AIM: Edit the records from the first line up to and including the line with "equity-bar (79, 255, 82, 317)", replacing "Housing Equity Injection" with "Housing Equity Withdrawal" and keeping everything else the same. Return only those lines.

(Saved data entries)
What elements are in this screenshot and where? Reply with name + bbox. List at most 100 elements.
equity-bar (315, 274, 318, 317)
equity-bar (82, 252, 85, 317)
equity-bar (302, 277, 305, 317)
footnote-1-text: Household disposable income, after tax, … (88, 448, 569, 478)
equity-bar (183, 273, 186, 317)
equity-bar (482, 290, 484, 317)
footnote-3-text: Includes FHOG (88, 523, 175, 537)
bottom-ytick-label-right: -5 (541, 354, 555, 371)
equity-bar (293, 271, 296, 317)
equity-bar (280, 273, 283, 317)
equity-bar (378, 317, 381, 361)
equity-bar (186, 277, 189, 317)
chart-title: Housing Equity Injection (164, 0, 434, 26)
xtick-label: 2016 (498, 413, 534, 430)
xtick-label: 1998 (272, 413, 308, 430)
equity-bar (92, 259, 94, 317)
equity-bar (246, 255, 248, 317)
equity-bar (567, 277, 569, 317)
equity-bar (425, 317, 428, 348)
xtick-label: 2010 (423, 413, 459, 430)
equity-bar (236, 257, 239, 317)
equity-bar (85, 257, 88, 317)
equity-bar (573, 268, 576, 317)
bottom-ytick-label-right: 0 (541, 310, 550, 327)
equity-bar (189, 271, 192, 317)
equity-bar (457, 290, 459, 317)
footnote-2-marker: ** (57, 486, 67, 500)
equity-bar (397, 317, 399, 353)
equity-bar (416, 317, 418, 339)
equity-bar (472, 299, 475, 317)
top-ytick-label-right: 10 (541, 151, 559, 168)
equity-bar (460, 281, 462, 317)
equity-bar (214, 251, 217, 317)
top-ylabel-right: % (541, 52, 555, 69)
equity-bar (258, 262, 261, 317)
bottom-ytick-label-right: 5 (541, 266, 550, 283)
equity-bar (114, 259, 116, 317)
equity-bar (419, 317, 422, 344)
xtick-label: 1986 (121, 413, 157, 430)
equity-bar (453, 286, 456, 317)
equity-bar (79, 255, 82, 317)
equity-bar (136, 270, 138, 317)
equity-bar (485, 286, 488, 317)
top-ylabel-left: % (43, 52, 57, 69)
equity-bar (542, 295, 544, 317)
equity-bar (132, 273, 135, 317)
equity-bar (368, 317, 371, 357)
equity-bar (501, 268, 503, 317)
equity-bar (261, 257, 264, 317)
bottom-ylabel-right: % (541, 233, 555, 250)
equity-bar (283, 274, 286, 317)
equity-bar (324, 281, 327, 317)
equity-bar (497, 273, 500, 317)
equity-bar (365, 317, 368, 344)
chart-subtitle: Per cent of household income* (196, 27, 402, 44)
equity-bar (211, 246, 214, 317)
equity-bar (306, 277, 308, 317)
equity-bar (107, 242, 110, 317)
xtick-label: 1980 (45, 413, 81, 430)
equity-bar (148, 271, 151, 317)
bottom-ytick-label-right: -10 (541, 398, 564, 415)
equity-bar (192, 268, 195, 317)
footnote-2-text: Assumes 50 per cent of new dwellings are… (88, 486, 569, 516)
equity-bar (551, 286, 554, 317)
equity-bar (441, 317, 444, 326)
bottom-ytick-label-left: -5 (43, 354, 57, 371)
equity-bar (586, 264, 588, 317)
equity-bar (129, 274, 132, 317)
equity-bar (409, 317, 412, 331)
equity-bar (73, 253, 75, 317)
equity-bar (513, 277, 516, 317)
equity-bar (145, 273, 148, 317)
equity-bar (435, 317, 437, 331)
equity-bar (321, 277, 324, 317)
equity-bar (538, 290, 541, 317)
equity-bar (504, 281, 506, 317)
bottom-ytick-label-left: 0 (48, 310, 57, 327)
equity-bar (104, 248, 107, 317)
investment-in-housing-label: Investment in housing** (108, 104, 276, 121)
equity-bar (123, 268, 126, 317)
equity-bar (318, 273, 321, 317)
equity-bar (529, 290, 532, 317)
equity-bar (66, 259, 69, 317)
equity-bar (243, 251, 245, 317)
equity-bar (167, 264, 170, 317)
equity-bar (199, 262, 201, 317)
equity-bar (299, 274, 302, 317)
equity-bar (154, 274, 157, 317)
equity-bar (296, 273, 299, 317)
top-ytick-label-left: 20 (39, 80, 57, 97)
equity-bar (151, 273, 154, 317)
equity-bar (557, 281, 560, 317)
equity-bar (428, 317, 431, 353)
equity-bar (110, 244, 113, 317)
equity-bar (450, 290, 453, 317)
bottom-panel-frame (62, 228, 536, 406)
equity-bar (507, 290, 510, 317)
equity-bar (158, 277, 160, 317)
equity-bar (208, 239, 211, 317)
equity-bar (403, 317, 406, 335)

COMPLETED TASK:
What elements are in this screenshot and where? Reply with name + bbox. List at most 100 elements.
equity-bar (315, 274, 318, 317)
equity-bar (82, 252, 85, 317)
equity-bar (302, 277, 305, 317)
footnote-1-text: Household disposable income, after tax, … (88, 448, 569, 478)
equity-bar (183, 273, 186, 317)
equity-bar (482, 290, 484, 317)
footnote-3-text: Includes FHOG (88, 523, 175, 537)
bottom-ytick-label-right: -5 (541, 354, 555, 371)
equity-bar (293, 271, 296, 317)
equity-bar (280, 273, 283, 317)
equity-bar (378, 317, 381, 361)
equity-bar (186, 277, 189, 317)
chart-title: Housing Equity Withdrawal (164, 0, 434, 26)
xtick-label: 2016 (498, 413, 534, 430)
xtick-label: 1998 (272, 413, 308, 430)
equity-bar (92, 259, 94, 317)
equity-bar (246, 255, 248, 317)
equity-bar (567, 277, 569, 317)
equity-bar (425, 317, 428, 348)
xtick-label: 2010 (423, 413, 459, 430)
equity-bar (236, 257, 239, 317)
equity-bar (85, 257, 88, 317)
equity-bar (573, 268, 576, 317)
bottom-ytick-label-right: 0 (541, 310, 550, 327)
equity-bar (189, 271, 192, 317)
equity-bar (457, 290, 459, 317)
footnote-2-marker: ** (57, 486, 67, 500)
equity-bar (397, 317, 399, 353)
equity-bar (416, 317, 418, 339)
equity-bar (472, 299, 475, 317)
top-ytick-label-right: 10 (541, 151, 559, 168)
equity-bar (460, 281, 462, 317)
equity-bar (214, 251, 217, 317)
top-ylabel-right: % (541, 52, 555, 69)
equity-bar (258, 262, 261, 317)
bottom-ytick-label-right: 5 (541, 266, 550, 283)
equity-bar (114, 259, 116, 317)
equity-bar (419, 317, 422, 344)
xtick-label: 1986 (121, 413, 157, 430)
equity-bar (453, 286, 456, 317)
equity-bar (79, 255, 82, 317)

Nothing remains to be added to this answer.